What is needed ::
Transcribe the full listing exactly, and drop every picture.

Entries taken from a collection

============================================================

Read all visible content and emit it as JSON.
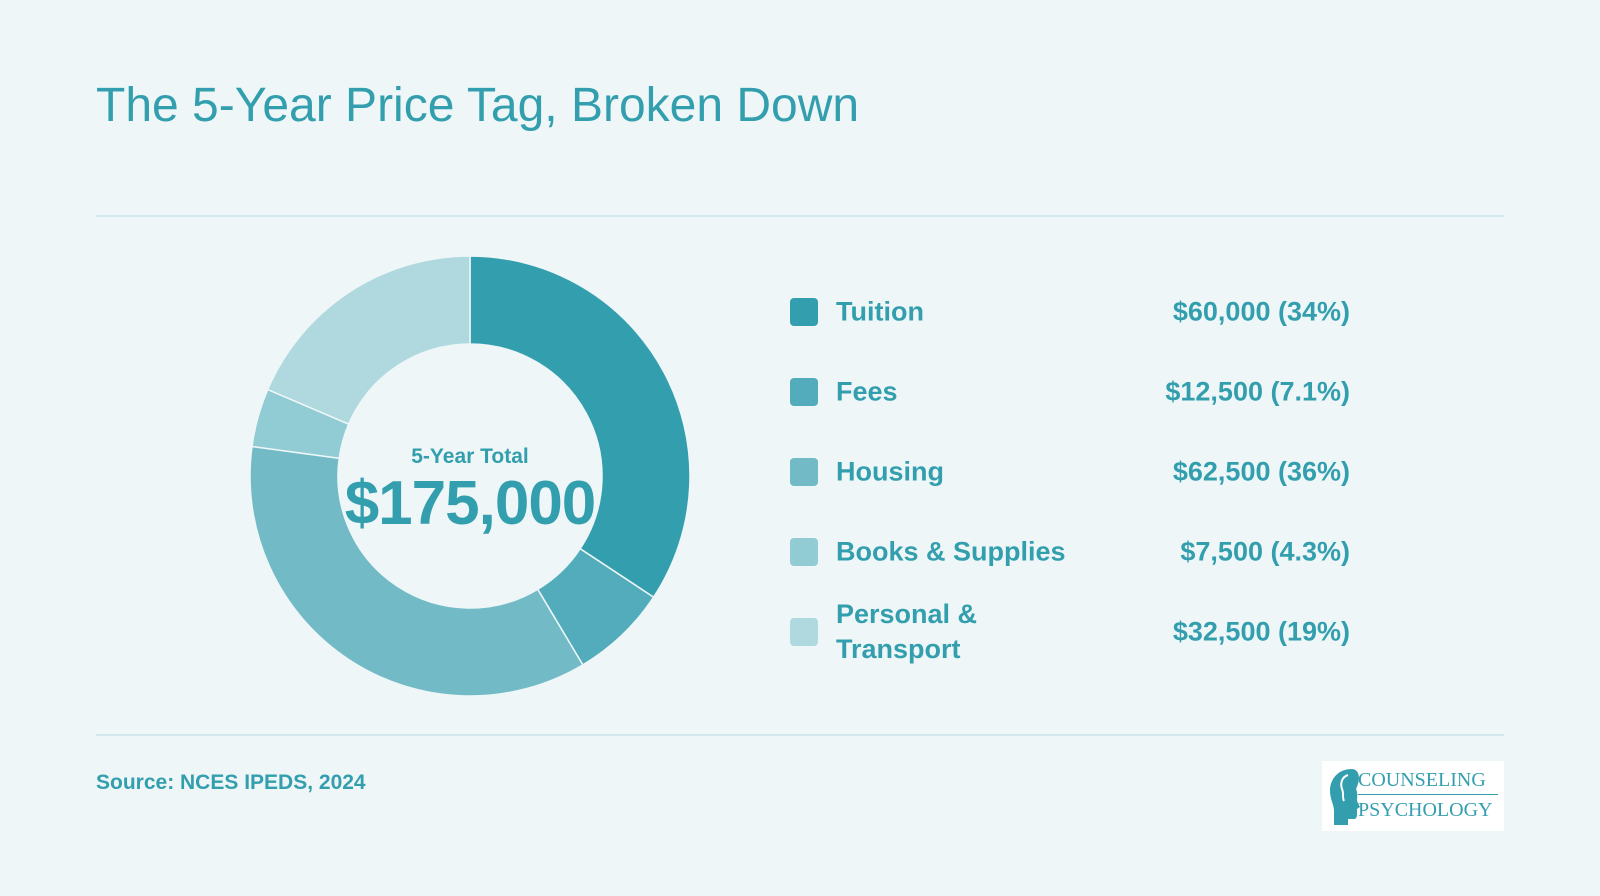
{
  "title": "The 5-Year Price Tag, Broken Down",
  "center": {
    "label": "5-Year Total",
    "value": "$175,000"
  },
  "source": "Source: NCES IPEDS, 2024",
  "logo": {
    "line1": "COUNSELING",
    "line2": "PSYCHOLOGY"
  },
  "colors": {
    "background": "#eef6f8",
    "accent": "#339fae"
  },
  "chart_data": {
    "type": "pie",
    "variant": "donut",
    "total": 175000,
    "categories": [
      "Tuition",
      "Fees",
      "Housing",
      "Books & Supplies",
      "Personal & Transport"
    ],
    "values": [
      60000,
      12500,
      62500,
      7500,
      32500
    ],
    "value_labels": [
      "$60,000 (34%)",
      "$12,500 (7.1%)",
      "$62,500 (36%)",
      "$7,500 (4.3%)",
      "$32,500 (19%)"
    ],
    "colors": [
      "#339fae",
      "#52acbb",
      "#72bbc6",
      "#91cbd3",
      "#afd9de"
    ],
    "legend_position": "right"
  }
}
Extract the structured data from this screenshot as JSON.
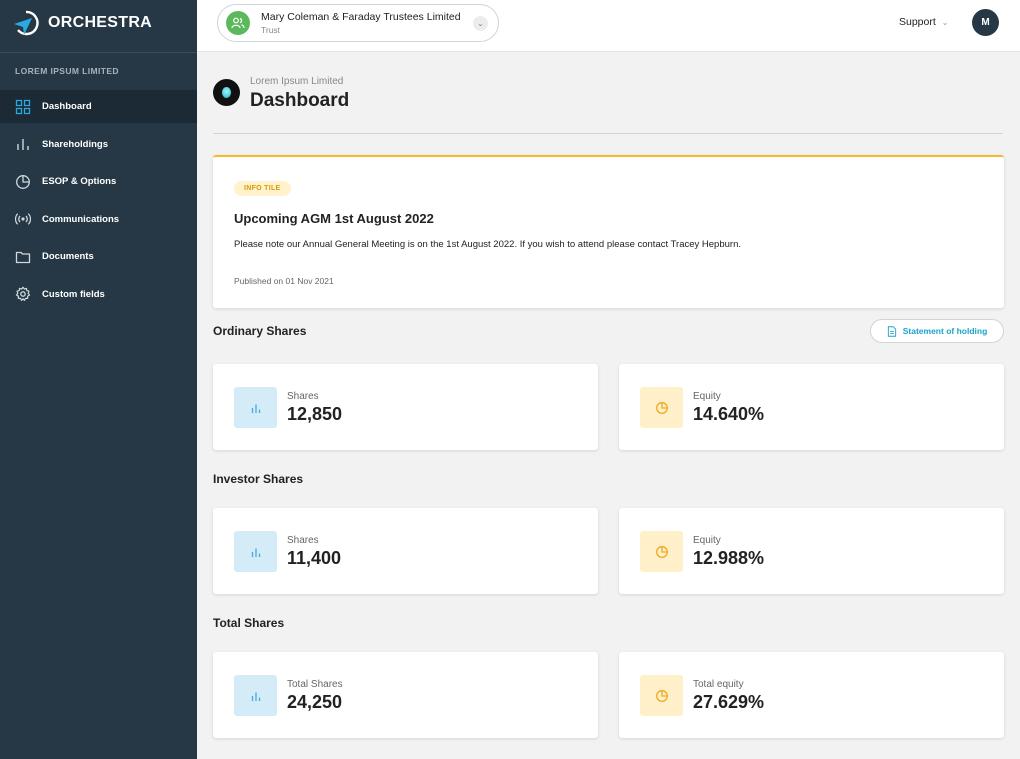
{
  "app": {
    "name": "ORCHESTRA"
  },
  "sidebar": {
    "org_name": "LOREM IPSUM LIMITED",
    "items": [
      {
        "label": "Dashboard",
        "icon": "grid-icon",
        "active": true
      },
      {
        "label": "Shareholdings",
        "icon": "bar-chart-icon",
        "active": false
      },
      {
        "label": "ESOP & Options",
        "icon": "pie-chart-icon",
        "active": false
      },
      {
        "label": "Communications",
        "icon": "broadcast-icon",
        "active": false
      },
      {
        "label": "Documents",
        "icon": "folder-icon",
        "active": false
      },
      {
        "label": "Custom fields",
        "icon": "gear-icon",
        "active": false
      }
    ]
  },
  "topbar": {
    "account_name": "Mary Coleman & Faraday Trustees Limited",
    "account_type": "Trust",
    "support_label": "Support",
    "user_initial": "M"
  },
  "header": {
    "company": "Lorem Ipsum Limited",
    "title": "Dashboard"
  },
  "info_tile": {
    "badge": "INFO TILE",
    "title": "Upcoming AGM 1st August 2022",
    "body": "Please note our Annual General Meeting is on the 1st August 2022. If you wish to attend please contact Tracey Hepburn.",
    "published": "Published on 01 Nov 2021"
  },
  "ordinary": {
    "title": "Ordinary Shares",
    "statement_label": "Statement of holding",
    "shares_label": "Shares",
    "shares_value": "12,850",
    "equity_label": "Equity",
    "equity_value": "14.640%"
  },
  "investor": {
    "title": "Investor Shares",
    "shares_label": "Shares",
    "shares_value": "11,400",
    "equity_label": "Equity",
    "equity_value": "12.988%"
  },
  "total": {
    "title": "Total Shares",
    "shares_label": "Total Shares",
    "shares_value": "24,250",
    "equity_label": "Total equity",
    "equity_value": "27.629%"
  },
  "colors": {
    "sidebar_bg": "#263845",
    "accent_blue": "#1aa3c8",
    "accent_yellow": "#f5b82e",
    "trust_green": "#5cb85c"
  }
}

============================================================

The output ::
Read all visible content and emit it as JSON.
{
  "title": "The 5-Year Price Tag, Broken Down",
  "center": {
    "label": "5-Year Total",
    "value": "$175,000"
  },
  "source": "Source: NCES IPEDS, 2024",
  "logo": {
    "line1": "COUNSELING",
    "line2": "PSYCHOLOGY"
  },
  "colors": {
    "background": "#eef6f8",
    "accent": "#339fae"
  },
  "chart_data": {
    "type": "pie",
    "variant": "donut",
    "total": 175000,
    "categories": [
      "Tuition",
      "Fees",
      "Housing",
      "Books & Supplies",
      "Personal & Transport"
    ],
    "values": [
      60000,
      12500,
      62500,
      7500,
      32500
    ],
    "value_labels": [
      "$60,000 (34%)",
      "$12,500 (7.1%)",
      "$62,500 (36%)",
      "$7,500 (4.3%)",
      "$32,500 (19%)"
    ],
    "colors": [
      "#339fae",
      "#52acbb",
      "#72bbc6",
      "#91cbd3",
      "#afd9de"
    ],
    "legend_position": "right"
  }
}
Extract the structured data from this screenshot as JSON.
{
  "app": {
    "name": "ORCHESTRA"
  },
  "sidebar": {
    "org_name": "LOREM IPSUM LIMITED",
    "items": [
      {
        "label": "Dashboard",
        "icon": "grid-icon",
        "active": true
      },
      {
        "label": "Shareholdings",
        "icon": "bar-chart-icon",
        "active": false
      },
      {
        "label": "ESOP & Options",
        "icon": "pie-chart-icon",
        "active": false
      },
      {
        "label": "Communications",
        "icon": "broadcast-icon",
        "active": false
      },
      {
        "label": "Documents",
        "icon": "folder-icon",
        "active": false
      },
      {
        "label": "Custom fields",
        "icon": "gear-icon",
        "active": false
      }
    ]
  },
  "topbar": {
    "account_name": "Mary Coleman & Faraday Trustees Limited",
    "account_type": "Trust",
    "support_label": "Support",
    "user_initial": "M"
  },
  "header": {
    "company": "Lorem Ipsum Limited",
    "title": "Dashboard"
  },
  "info_tile": {
    "badge": "INFO TILE",
    "title": "Upcoming AGM 1st August 2022",
    "body": "Please note our Annual General Meeting is on the 1st August 2022. If you wish to attend please contact Tracey Hepburn.",
    "published": "Published on 01 Nov 2021"
  },
  "ordinary": {
    "title": "Ordinary Shares",
    "statement_label": "Statement of holding",
    "shares_label": "Shares",
    "shares_value": "12,850",
    "equity_label": "Equity",
    "equity_value": "14.640%"
  },
  "investor": {
    "title": "Investor Shares",
    "shares_label": "Shares",
    "shares_value": "11,400",
    "equity_label": "Equity",
    "equity_value": "12.988%"
  },
  "total": {
    "title": "Total Shares",
    "shares_label": "Total Shares",
    "shares_value": "24,250",
    "equity_label": "Total equity",
    "equity_value": "27.629%"
  },
  "colors": {
    "sidebar_bg": "#263845",
    "accent_blue": "#1aa3c8",
    "accent_yellow": "#f5b82e",
    "trust_green": "#5cb85c"
  }
}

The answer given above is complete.